◆ **Provided records**
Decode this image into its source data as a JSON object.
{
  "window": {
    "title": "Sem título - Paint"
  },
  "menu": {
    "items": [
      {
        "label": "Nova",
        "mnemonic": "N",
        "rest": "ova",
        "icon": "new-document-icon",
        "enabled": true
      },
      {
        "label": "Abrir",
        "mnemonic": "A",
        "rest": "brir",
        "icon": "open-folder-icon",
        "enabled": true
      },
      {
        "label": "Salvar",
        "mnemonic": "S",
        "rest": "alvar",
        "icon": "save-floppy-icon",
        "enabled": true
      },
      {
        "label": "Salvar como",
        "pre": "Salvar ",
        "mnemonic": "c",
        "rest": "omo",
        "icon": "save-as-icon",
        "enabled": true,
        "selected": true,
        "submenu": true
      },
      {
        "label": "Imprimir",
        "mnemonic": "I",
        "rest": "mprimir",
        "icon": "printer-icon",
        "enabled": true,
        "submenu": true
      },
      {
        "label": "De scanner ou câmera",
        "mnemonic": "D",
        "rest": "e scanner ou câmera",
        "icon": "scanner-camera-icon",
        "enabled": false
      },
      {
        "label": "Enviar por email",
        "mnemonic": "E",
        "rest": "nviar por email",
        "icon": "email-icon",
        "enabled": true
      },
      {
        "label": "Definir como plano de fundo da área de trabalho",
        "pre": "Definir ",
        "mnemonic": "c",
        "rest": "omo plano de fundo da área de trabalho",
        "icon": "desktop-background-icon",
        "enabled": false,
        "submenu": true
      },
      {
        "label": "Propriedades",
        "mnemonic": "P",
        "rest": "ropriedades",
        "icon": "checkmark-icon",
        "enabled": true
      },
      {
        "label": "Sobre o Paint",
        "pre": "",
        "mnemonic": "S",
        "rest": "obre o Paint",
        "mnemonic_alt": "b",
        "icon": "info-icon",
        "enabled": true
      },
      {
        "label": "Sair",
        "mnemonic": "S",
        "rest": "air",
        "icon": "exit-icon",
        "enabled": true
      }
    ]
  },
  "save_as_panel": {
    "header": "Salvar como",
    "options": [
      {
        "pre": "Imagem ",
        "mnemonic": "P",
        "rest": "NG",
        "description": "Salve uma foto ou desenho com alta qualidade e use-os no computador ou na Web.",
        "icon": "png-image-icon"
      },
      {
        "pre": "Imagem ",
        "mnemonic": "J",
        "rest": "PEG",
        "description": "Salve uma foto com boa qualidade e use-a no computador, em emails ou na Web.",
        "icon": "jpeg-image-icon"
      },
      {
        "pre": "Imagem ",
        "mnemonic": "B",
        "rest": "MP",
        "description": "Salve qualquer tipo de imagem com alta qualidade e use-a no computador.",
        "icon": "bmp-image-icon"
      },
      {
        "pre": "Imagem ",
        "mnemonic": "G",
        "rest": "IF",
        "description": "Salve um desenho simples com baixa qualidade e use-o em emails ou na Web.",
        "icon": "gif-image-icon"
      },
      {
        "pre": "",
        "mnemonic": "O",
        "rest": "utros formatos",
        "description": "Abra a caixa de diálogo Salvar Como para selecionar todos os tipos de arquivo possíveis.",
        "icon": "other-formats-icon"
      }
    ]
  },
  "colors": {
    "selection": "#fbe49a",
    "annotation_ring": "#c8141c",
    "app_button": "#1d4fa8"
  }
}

◆ **Short exercise**
Print out every record again, exactly and in full.

◆ **Completed task**
Decode this image into its source data as a JSON object.
{
  "window": {
    "title": "Sem título - Paint"
  },
  "menu": {
    "items": [
      {
        "label": "Nova",
        "mnemonic": "N",
        "rest": "ova",
        "icon": "new-document-icon",
        "enabled": true
      },
      {
        "label": "Abrir",
        "mnemonic": "A",
        "rest": "brir",
        "icon": "open-folder-icon",
        "enabled": true
      },
      {
        "label": "Salvar",
        "mnemonic": "S",
        "rest": "alvar",
        "icon": "save-floppy-icon",
        "enabled": true
      },
      {
        "label": "Salvar como",
        "pre": "Salvar ",
        "mnemonic": "c",
        "rest": "omo",
        "icon": "save-as-icon",
        "enabled": true,
        "selected": true,
        "submenu": true
      },
      {
        "label": "Imprimir",
        "mnemonic": "I",
        "rest": "mprimir",
        "icon": "printer-icon",
        "enabled": true,
        "submenu": true
      },
      {
        "label": "De scanner ou câmera",
        "mnemonic": "D",
        "rest": "e scanner ou câmera",
        "icon": "scanner-camera-icon",
        "enabled": false
      },
      {
        "label": "Enviar por email",
        "mnemonic": "E",
        "rest": "nviar por email",
        "icon": "email-icon",
        "enabled": true
      },
      {
        "label": "Definir como plano de fundo da área de trabalho",
        "pre": "Definir ",
        "mnemonic": "c",
        "rest": "omo plano de fundo da área de trabalho",
        "icon": "desktop-background-icon",
        "enabled": false,
        "submenu": true
      },
      {
        "label": "Propriedades",
        "mnemonic": "P",
        "rest": "ropriedades",
        "icon": "checkmark-icon",
        "enabled": true
      },
      {
        "label": "Sobre o Paint",
        "pre": "",
        "mnemonic": "S",
        "rest": "obre o Paint",
        "mnemonic_alt": "b",
        "icon": "info-icon",
        "enabled": true
      },
      {
        "label": "Sair",
        "mnemonic": "S",
        "rest": "air",
        "icon": "exit-icon",
        "enabled": true
      }
    ]
  },
  "save_as_panel": {
    "header": "Salvar como",
    "options": [
      {
        "pre": "Imagem ",
        "mnemonic": "P",
        "rest": "NG",
        "description": "Salve uma foto ou desenho com alta qualidade e use-os no computador ou na Web.",
        "icon": "png-image-icon"
      },
      {
        "pre": "Imagem ",
        "mnemonic": "J",
        "rest": "PEG",
        "description": "Salve uma foto com boa qualidade e use-a no computador, em emails ou na Web.",
        "icon": "jpeg-image-icon"
      },
      {
        "pre": "Imagem ",
        "mnemonic": "B",
        "rest": "MP",
        "description": "Salve qualquer tipo de imagem com alta qualidade e use-a no computador.",
        "icon": "bmp-image-icon"
      },
      {
        "pre": "Imagem ",
        "mnemonic": "G",
        "rest": "IF",
        "description": "Salve um desenho simples com baixa qualidade e use-o em emails ou na Web.",
        "icon": "gif-image-icon"
      },
      {
        "pre": "",
        "mnemonic": "O",
        "rest": "utros formatos",
        "description": "Abra a caixa de diálogo Salvar Como para selecionar todos os tipos de arquivo possíveis.",
        "icon": "other-formats-icon"
      }
    ]
  },
  "colors": {
    "selection": "#fbe49a",
    "annotation_ring": "#c8141c",
    "app_button": "#1d4fa8"
  }
}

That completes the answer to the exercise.